— BEGIN DATASET EXTRACT —
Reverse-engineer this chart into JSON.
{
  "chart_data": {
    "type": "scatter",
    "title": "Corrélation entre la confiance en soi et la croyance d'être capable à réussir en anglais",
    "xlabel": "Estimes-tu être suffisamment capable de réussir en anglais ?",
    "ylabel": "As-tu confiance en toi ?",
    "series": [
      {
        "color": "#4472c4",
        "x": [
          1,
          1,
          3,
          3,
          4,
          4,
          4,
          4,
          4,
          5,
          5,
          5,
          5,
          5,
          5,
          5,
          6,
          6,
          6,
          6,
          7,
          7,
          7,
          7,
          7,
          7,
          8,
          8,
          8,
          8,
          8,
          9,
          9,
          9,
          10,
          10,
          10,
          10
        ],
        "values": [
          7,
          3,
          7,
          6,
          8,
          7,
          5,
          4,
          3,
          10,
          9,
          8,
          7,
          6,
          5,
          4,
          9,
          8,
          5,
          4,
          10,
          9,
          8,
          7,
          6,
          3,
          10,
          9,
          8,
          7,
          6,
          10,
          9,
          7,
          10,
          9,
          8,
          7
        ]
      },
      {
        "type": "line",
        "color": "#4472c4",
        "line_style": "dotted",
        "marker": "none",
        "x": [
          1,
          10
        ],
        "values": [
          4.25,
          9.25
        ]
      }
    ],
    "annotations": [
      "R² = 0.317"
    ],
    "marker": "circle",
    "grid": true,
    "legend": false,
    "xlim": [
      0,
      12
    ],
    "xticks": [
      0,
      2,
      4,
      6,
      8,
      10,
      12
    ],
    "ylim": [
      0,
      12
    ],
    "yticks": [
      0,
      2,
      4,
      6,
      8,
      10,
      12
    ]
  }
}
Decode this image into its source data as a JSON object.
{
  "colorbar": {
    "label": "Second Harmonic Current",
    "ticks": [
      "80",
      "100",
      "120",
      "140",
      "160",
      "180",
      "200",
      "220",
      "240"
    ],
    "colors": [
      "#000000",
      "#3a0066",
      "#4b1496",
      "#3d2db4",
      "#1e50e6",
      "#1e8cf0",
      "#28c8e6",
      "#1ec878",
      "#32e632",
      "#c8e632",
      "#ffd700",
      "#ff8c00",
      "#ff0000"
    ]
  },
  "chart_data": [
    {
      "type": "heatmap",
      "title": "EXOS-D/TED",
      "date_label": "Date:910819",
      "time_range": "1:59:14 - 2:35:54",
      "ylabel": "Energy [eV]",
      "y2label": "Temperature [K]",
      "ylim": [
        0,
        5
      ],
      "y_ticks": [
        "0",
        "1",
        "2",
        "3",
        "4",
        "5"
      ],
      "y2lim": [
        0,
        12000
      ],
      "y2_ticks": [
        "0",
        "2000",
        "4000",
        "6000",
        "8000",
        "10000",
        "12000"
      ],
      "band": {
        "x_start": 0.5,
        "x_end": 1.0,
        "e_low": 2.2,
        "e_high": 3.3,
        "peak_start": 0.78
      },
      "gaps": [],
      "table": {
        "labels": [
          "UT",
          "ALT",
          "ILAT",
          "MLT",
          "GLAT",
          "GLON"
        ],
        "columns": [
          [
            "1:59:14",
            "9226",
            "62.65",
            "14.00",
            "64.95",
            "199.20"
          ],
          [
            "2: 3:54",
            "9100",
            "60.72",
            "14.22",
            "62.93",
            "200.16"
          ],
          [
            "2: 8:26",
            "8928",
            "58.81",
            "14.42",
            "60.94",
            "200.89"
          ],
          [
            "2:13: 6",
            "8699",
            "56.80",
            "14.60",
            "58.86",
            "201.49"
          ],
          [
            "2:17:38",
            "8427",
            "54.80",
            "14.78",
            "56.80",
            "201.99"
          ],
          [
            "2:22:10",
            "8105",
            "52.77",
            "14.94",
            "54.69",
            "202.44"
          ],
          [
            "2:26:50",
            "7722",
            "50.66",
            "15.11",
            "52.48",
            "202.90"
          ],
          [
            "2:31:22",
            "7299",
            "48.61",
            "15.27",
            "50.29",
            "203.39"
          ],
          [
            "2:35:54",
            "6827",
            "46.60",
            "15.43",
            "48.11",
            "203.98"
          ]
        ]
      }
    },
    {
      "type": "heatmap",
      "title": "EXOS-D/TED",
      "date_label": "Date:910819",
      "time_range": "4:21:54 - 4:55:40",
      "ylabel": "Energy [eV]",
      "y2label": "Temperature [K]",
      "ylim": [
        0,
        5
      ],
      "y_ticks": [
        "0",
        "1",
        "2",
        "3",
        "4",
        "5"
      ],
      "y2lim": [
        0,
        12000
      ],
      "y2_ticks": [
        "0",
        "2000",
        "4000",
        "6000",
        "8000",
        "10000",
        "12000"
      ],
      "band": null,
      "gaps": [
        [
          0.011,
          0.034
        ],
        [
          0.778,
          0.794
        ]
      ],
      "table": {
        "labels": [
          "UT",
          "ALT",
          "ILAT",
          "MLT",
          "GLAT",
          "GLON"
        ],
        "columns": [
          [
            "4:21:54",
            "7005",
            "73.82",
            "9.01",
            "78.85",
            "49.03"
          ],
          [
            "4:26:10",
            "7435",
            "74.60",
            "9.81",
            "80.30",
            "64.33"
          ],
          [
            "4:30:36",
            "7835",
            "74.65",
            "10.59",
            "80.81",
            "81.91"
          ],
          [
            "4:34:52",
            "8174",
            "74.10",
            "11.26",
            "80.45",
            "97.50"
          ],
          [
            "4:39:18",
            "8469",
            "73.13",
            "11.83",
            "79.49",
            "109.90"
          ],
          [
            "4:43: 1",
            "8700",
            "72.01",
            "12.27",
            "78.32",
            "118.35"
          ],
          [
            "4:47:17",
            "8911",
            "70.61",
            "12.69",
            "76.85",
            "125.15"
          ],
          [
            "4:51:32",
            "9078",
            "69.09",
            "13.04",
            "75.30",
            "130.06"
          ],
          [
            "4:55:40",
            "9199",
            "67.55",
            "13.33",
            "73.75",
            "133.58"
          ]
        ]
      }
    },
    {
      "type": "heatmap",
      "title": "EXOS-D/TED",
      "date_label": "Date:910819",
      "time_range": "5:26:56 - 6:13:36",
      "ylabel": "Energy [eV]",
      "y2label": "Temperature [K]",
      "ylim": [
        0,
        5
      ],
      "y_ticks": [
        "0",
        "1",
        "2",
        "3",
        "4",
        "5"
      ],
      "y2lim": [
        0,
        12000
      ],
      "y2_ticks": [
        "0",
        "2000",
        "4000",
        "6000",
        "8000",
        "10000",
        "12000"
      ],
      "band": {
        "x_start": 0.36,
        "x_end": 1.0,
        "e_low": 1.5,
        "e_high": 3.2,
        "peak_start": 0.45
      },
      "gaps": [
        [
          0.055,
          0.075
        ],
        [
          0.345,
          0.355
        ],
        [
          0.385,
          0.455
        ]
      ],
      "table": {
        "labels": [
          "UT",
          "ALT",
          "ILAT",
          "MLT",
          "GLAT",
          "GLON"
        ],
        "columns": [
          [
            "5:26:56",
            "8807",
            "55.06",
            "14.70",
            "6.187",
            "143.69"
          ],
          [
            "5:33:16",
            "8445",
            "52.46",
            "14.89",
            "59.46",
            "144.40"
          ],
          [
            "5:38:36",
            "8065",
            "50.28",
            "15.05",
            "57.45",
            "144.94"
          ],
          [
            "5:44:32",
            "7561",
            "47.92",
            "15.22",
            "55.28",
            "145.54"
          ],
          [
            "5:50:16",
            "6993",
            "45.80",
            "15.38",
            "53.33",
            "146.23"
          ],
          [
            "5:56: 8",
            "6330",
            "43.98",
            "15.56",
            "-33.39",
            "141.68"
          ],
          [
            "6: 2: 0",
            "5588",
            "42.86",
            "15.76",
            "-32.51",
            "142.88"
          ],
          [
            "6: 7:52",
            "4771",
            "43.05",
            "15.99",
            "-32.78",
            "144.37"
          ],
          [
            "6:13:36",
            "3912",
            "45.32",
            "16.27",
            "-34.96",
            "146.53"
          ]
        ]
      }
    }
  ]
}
— END DATASET EXTRACT —
PROMPT: Look through the listing and extract every line with "être" in it.

COMPLETE OUTPUT:
    "title": "Corrélation entre la confiance en soi et la croyance d'être capable à réussir en anglais",
    "xlabel": "Estimes-tu être suffisamment capable de réussir en anglais ?",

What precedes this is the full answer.